*Work to do:* Carry on the passage on unbiased estimators and Rao-Blackwell's theorem, picking up right after its last line.

Let \((X_1,\ldots,X_n)\) be a random sample from \[\mathcal{F}=\{Exp(\lambda):\lambda\in \mathbb{R}^+\}.\] Is there a BUE of \(\lambda\)? For which parametric functions does a BUE exist?

Let \((X_1,\ldots,X_n)\) be a random sample from a mixture of the distributions \(Exp(1/\theta)\) and \(Gamma(2,1/\theta)\) with weights \(\frac{1}{\theta+1}\) and \(\frac{\theta}{\theta+1}\). Find the BUE of \[\psi(\theta)=\frac{(3+2\theta)(2+\theta)}{\theta+1}.\]

Uniform minimum variance unbiased estimators

An estimator \(T\) is said the uniform minimum variance unbiased estimator (UMVUE) of \(\psi(\theta)\) if \(T\in\mathcal{U}\left(\psi(\theta)\right)\) and \[Var[T\mid\theta]\leq Var[W\mid\theta],\;\forall W\in\mathcal{U}\left(\psi(\theta)\right),\;\forall\theta\in\Theta.\]

Rao-Blackwell’s theorem Let \(T\) be a sufficient statistic for \(\theta\), \(W\in\mathcal{U}\left(\psi(\theta)\right)\) and \(U=E[W\mid T]\). Then,

\(E[U\mid\theta]=\psi(\theta)\);
\(Var[U\mid\theta]\leq Var[W\mid\theta],\;\forall\theta\in\Theta\).

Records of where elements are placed
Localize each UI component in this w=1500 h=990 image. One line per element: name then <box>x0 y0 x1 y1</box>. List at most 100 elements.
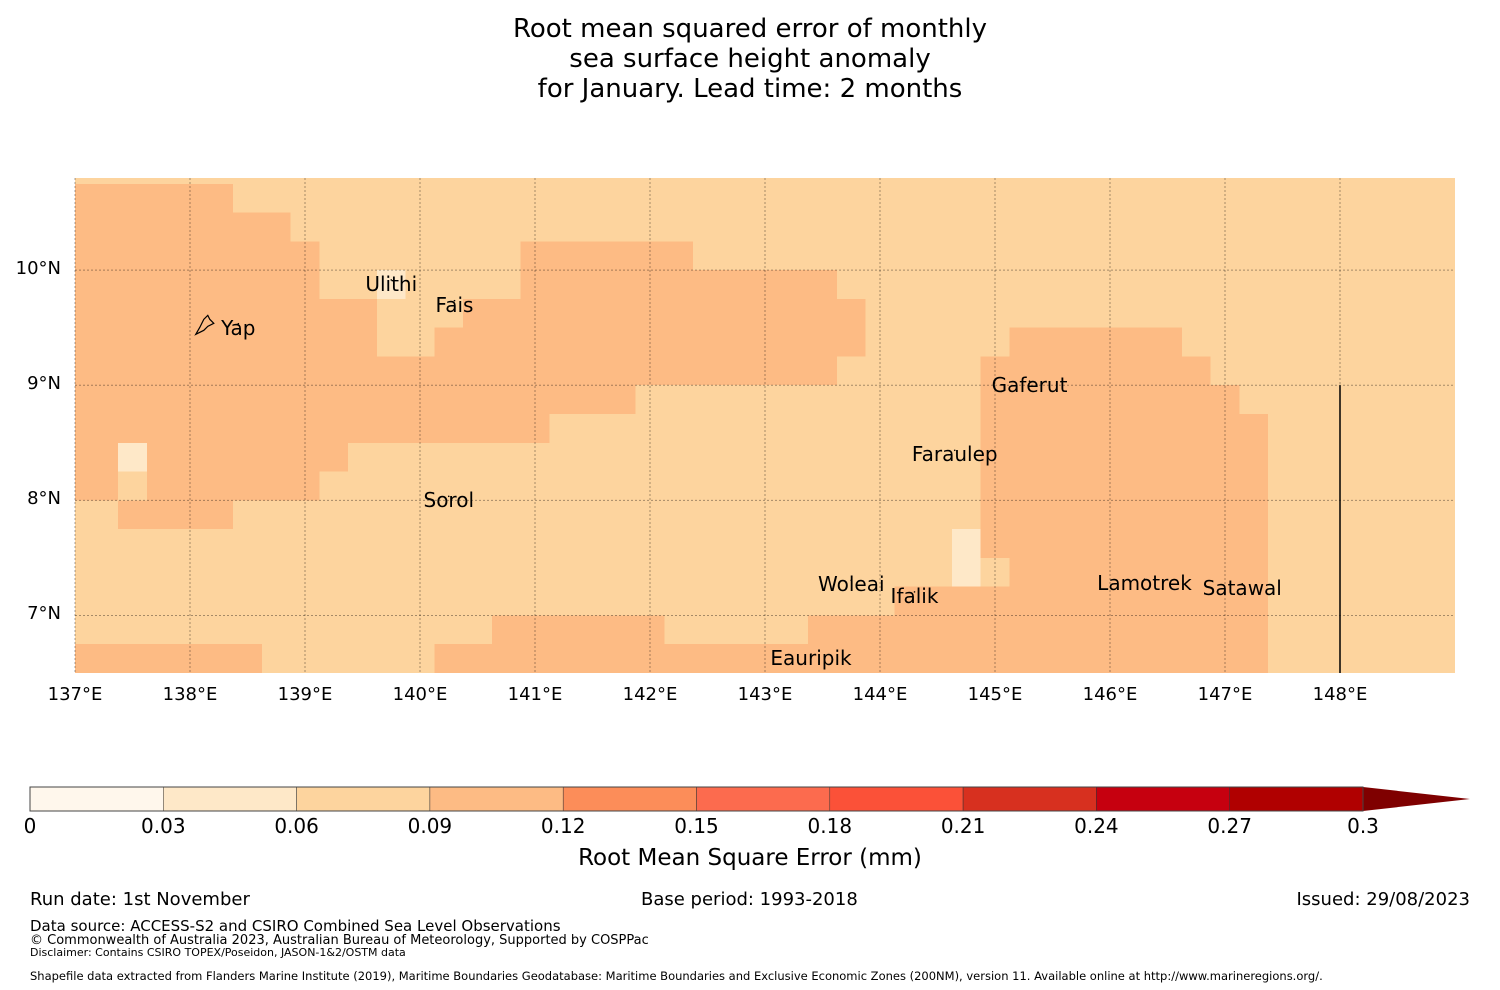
colorbar-tick-label: 0.15 <box>674 814 719 838</box>
rmse-cell <box>951 529 981 587</box>
title-line-3: for January. Lead time: 2 months <box>537 74 963 104</box>
lon-tick-label: 145°E <box>967 684 1023 705</box>
colorbar-tick-label: 0.21 <box>940 814 986 838</box>
colorbar-tick-label: 0.06 <box>274 814 319 838</box>
island-marker <box>1241 583 1244 585</box>
island-marker <box>1143 578 1146 581</box>
lon-tick-label: 144°E <box>852 684 908 705</box>
data-source: Data source: ACCESS-S2 and CSIRO Combine… <box>30 917 561 935</box>
rmse-cell <box>549 385 636 414</box>
lat-tick-label: 7°N <box>27 603 61 625</box>
lon-tick-label: 140°E <box>392 684 448 705</box>
colorbar-tick-label: 0.3 <box>1347 814 1379 838</box>
place-label-lamotrek: Lamotrek <box>1097 571 1192 596</box>
rmse-cell <box>491 615 665 673</box>
rmse-cell <box>118 442 147 472</box>
place-label-eauripik: Eauripik <box>770 646 852 671</box>
rmse-cell <box>1210 385 1240 673</box>
colorbar-segment <box>562 786 697 812</box>
disclaimer: Disclaimer: Contains CSIRO TOPEX/Poseido… <box>30 946 406 959</box>
colorbar-tick-label: 0.12 <box>540 814 586 838</box>
rmse-cell <box>75 183 234 328</box>
colorbar-segment <box>296 786 431 812</box>
rmse-cell <box>1009 586 1211 673</box>
island-marker <box>913 591 916 593</box>
colorbar-tick-label: 0.03 <box>141 814 186 838</box>
island-marker <box>1028 380 1031 383</box>
base-period: Base period: 1993-2018 <box>641 889 858 910</box>
lon-tick-label: 138°E <box>162 684 218 705</box>
lon-tick-label: 139°E <box>277 684 333 705</box>
island-marker <box>953 449 956 452</box>
copyright: © Commonwealth of Australia 2023, Austra… <box>30 933 649 948</box>
rmse-cell <box>75 644 262 673</box>
colorbar-segment <box>163 786 297 812</box>
rmse-cell <box>290 241 320 328</box>
lat-tick-label: 9°N <box>27 373 61 395</box>
place-label-sorol: Sorol <box>423 488 475 513</box>
run-date: Run date: 1st November <box>30 889 250 910</box>
rmse-cell <box>348 413 550 443</box>
place-label-faraulep: Faraulep <box>911 442 998 467</box>
rmse-cell <box>319 298 377 357</box>
rmse-cell <box>75 327 320 472</box>
colorbar-tick-label: 0 <box>23 814 37 838</box>
place-label-woleai: Woleai <box>817 572 885 597</box>
place-label-ifalik: Ifalik <box>890 583 939 608</box>
rmse-cell <box>118 413 147 443</box>
lon-tick-label: 142°E <box>622 684 678 705</box>
island-marker <box>390 279 393 281</box>
rmse-cell <box>1181 356 1211 616</box>
lon-tick-label: 137°E <box>47 684 103 705</box>
place-label-ulithi: Ulithi <box>365 271 418 296</box>
rmse-cell <box>836 298 866 357</box>
rmse-cell <box>1239 413 1269 673</box>
rmse-cell <box>118 500 234 530</box>
colorbar-segment <box>696 786 831 812</box>
rmse-cell <box>1009 327 1182 616</box>
island-marker <box>447 495 450 498</box>
island-marker <box>810 653 812 655</box>
issued-date: Issued: 29/08/2023 <box>1296 889 1470 910</box>
island-marker <box>453 299 456 302</box>
colorbar-segment <box>1229 786 1364 812</box>
colorbar-label: Root Mean Square Error (mm) <box>578 845 922 871</box>
island-marker <box>237 322 240 325</box>
rmse-cell <box>376 270 406 299</box>
lon-tick-label: 141°E <box>507 684 563 705</box>
colorbar-tick-label: 0.24 <box>1074 814 1119 838</box>
colorbar-segment <box>429 786 564 812</box>
rmse-cell <box>520 241 694 386</box>
rmse-cell <box>980 586 1010 673</box>
place-label-yap: Yap <box>221 315 256 340</box>
colorbar-tick-label: 0.27 <box>1207 814 1252 838</box>
lat-tick-label: 10°N <box>15 258 61 280</box>
shapefile-credit: Shapefile data extracted from Flanders M… <box>30 969 1323 983</box>
colorbar-segment <box>962 786 1097 812</box>
place-label-satawal: Satawal <box>1202 575 1282 600</box>
title-line-1: Root mean squared error of monthly <box>512 14 988 44</box>
rmse-cell <box>233 212 291 328</box>
lon-tick-label: 147°E <box>1197 684 1253 705</box>
rmse-cell <box>434 644 492 673</box>
rmse-cell <box>75 471 119 501</box>
colorbar-segment <box>1096 786 1230 812</box>
colorbar-segment <box>29 786 164 812</box>
rmse-cell <box>146 471 320 501</box>
colorbar-tick-label: 0.18 <box>807 814 853 838</box>
place-label-fais: Fais <box>435 292 474 317</box>
yap-island-outline <box>194 314 215 336</box>
chart-title: Root mean squared error of monthly sea s… <box>0 14 1500 104</box>
colorbar-extend-arrow <box>1363 787 1470 811</box>
colorbar-frame <box>29 786 1364 812</box>
rmse-cell <box>808 615 895 673</box>
lon-tick-label: 148°E <box>1312 684 1368 705</box>
colorbar-segment <box>829 786 964 812</box>
rmse-cell <box>894 586 981 673</box>
lat-tick-label: 8°N <box>27 488 61 510</box>
lon-tick-label: 146°E <box>1082 684 1138 705</box>
lon-tick-label: 143°E <box>737 684 793 705</box>
colorbar-tick-label: 0.09 <box>407 814 453 838</box>
rmse-cell <box>693 270 837 386</box>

*Answer to this task:*
Notes

The equality in 2. happens if and only if \(W\) is a function of \(T\);

If the UMVUE exists it must be a function of a sufficient statistic;
Rao-Blackwell’s theorem does not provide the UMVUE. However . . .

Lehmann-Scheffé’s theorem If a model admits a complete sufficient statistic \(T\) and there is an unbiased estimator for \(\psi(\theta)\), then there is an unique UMVUE for \(\psi(\theta)\) that is a function of \(T\).

So, we have two possible strategies to find the UMVUE:

Apply Rao-Blackwell’s theorem using an unbiased estimator and a complete sufficient statistic;
Directly find an unbiased function of a complete sufficient statistic.

Let \((X_1,\ldots,X_n)\) be a random sample from

\[\mathcal{F}=\{Ber(\theta):\theta\in ]0,1[\}.\]

Find the UMVUE of \(\theta^2\).

Let \((X_1,\ldots,X_n)\) be a random sample from \(\mathcal{F}=\{Exp(\lambda):\lambda\in \mathbb{R}^+\}\), with \(n>2\).

Let \(U\) be the UMVUE of \(\lambda\) and consider the class of estimators of \(\lambda\) defined by \(\frac{k}{n-1}U\), with \(k\in\mathbb{N}\). In this class, find the estimator with uniform minimum MSE. What does this say about the UMVU criterium?
Determine the UMVUE of \(\frac{1}{\lambda^2}\) and show that it is the asymptotical BUE.

Summary

For regular models: \[BUE\longrightarrow UMVUE \longrightarrow BLUE\]

For non-regular models: \[UMVUE \longrightarrow BLUE\]
Without a complete sufficient statistic it is usually difficult to find an UMVUE.

The restriction to unbiased estimators is still a limitation.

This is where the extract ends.